What you need to do:
Quote the listing below in its entirety.

Dataset entries:
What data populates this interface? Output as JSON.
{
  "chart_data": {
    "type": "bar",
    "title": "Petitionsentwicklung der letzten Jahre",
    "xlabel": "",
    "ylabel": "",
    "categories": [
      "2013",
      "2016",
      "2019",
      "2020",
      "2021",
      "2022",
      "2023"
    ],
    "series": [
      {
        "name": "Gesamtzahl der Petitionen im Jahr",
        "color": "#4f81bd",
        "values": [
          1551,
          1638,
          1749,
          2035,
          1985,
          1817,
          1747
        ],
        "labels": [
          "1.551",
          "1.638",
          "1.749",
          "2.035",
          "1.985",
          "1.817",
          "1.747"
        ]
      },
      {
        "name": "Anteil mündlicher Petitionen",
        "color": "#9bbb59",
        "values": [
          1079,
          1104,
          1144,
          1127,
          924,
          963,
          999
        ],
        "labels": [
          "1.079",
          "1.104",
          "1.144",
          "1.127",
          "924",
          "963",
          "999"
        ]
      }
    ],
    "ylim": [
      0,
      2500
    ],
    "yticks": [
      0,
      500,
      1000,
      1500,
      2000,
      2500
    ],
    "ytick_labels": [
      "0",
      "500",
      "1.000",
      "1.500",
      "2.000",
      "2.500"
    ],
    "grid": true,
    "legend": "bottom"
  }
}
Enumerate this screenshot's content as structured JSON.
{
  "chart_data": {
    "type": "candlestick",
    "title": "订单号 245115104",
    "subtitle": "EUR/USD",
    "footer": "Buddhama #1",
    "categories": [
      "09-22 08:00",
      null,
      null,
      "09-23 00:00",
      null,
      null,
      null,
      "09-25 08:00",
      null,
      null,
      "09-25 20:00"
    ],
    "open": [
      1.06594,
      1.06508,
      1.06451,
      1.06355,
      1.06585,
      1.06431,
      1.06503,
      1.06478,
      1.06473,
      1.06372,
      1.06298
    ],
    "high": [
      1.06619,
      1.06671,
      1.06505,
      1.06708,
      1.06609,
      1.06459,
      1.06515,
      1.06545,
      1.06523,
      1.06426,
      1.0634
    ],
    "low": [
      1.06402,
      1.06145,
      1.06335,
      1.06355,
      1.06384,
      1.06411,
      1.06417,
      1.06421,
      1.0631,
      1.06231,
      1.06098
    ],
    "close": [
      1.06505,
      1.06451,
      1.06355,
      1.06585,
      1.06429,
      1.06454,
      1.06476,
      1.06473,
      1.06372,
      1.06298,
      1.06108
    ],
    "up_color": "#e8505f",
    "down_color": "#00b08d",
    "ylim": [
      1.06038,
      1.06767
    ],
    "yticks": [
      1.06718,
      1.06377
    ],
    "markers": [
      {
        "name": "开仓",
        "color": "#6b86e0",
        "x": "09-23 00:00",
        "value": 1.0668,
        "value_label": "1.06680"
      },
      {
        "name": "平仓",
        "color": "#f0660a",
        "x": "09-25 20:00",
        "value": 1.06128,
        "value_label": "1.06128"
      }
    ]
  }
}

Output of the task:
What data populates this interface? Output as JSON.
{
  "chart_data": {
    "type": "bar",
    "title": "Petitionsentwicklung der letzten Jahre",
    "xlabel": "",
    "ylabel": "",
    "categories": [
      "2013",
      "2016",
      "2019",
      "2020",
      "2021",
      "2022",
      "2023"
    ],
    "series": [
      {
        "name": "Gesamtzahl der Petitionen im Jahr",
        "color": "#4f81bd",
        "values": [
          1551,
          1638,
          1749,
          2035,
          1985,
          1817,
          1747
        ],
        "labels": [
          "1.551",
          "1.638",
          "1.749",
          "2.035",
          "1.985",
          "1.817",
          "1.747"
        ]
      },
      {
        "name": "Anteil mündlicher Petitionen",
        "color": "#9bbb59",
        "values": [
          1079,
          1104,
          1144,
          1127,
          924,
          963,
          999
        ],
        "labels": [
          "1.079",
          "1.104",
          "1.144",
          "1.127",
          "924",
          "963",
          "999"
        ]
      }
    ],
    "ylim": [
      0,
      2500
    ],
    "yticks": [
      0,
      500,
      1000,
      1500,
      2000,
      2500
    ],
    "ytick_labels": [
      "0",
      "500",
      "1.000",
      "1.500",
      "2.000",
      "2.500"
    ],
    "grid": true,
    "legend": "bottom"
  }
}
Enumerate this screenshot's content as structured JSON.
{
  "chart_data": {
    "type": "candlestick",
    "title": "订单号 245115104",
    "subtitle": "EUR/USD",
    "footer": "Buddhama #1",
    "categories": [
      "09-22 08:00",
      null,
      null,
      "09-23 00:00",
      null,
      null,
      null,
      "09-25 08:00",
      null,
      null,
      "09-25 20:00"
    ],
    "open": [
      1.06594,
      1.06508,
      1.06451,
      1.06355,
      1.06585,
      1.06431,
      1.06503,
      1.06478,
      1.06473,
      1.06372,
      1.06298
    ],
    "high": [
      1.06619,
      1.06671,
      1.06505,
      1.06708,
      1.06609,
      1.06459,
      1.06515,
      1.06545,
      1.06523,
      1.06426,
      1.0634
    ],
    "low": [
      1.06402,
      1.06145,
      1.06335,
      1.06355,
      1.06384,
      1.06411,
      1.06417,
      1.06421,
      1.0631,
      1.06231,
      1.06098
    ],
    "close": [
      1.06505,
      1.06451,
      1.06355,
      1.06585,
      1.06429,
      1.06454,
      1.06476,
      1.06473,
      1.06372,
      1.06298,
      1.06108
    ],
    "up_color": "#e8505f",
    "down_color": "#00b08d",
    "ylim": [
      1.06038,
      1.06767
    ],
    "yticks": [
      1.06718,
      1.06377
    ],
    "markers": [
      {
        "name": "开仓",
        "color": "#6b86e0",
        "x": "09-23 00:00",
        "value": 1.0668,
        "value_label": "1.06680"
      },
      {
        "name": "平仓",
        "color": "#f0660a",
        "x": "09-25 20:00",
        "value": 1.06128,
        "value_label": "1.06128"
      }
    ]
  }
}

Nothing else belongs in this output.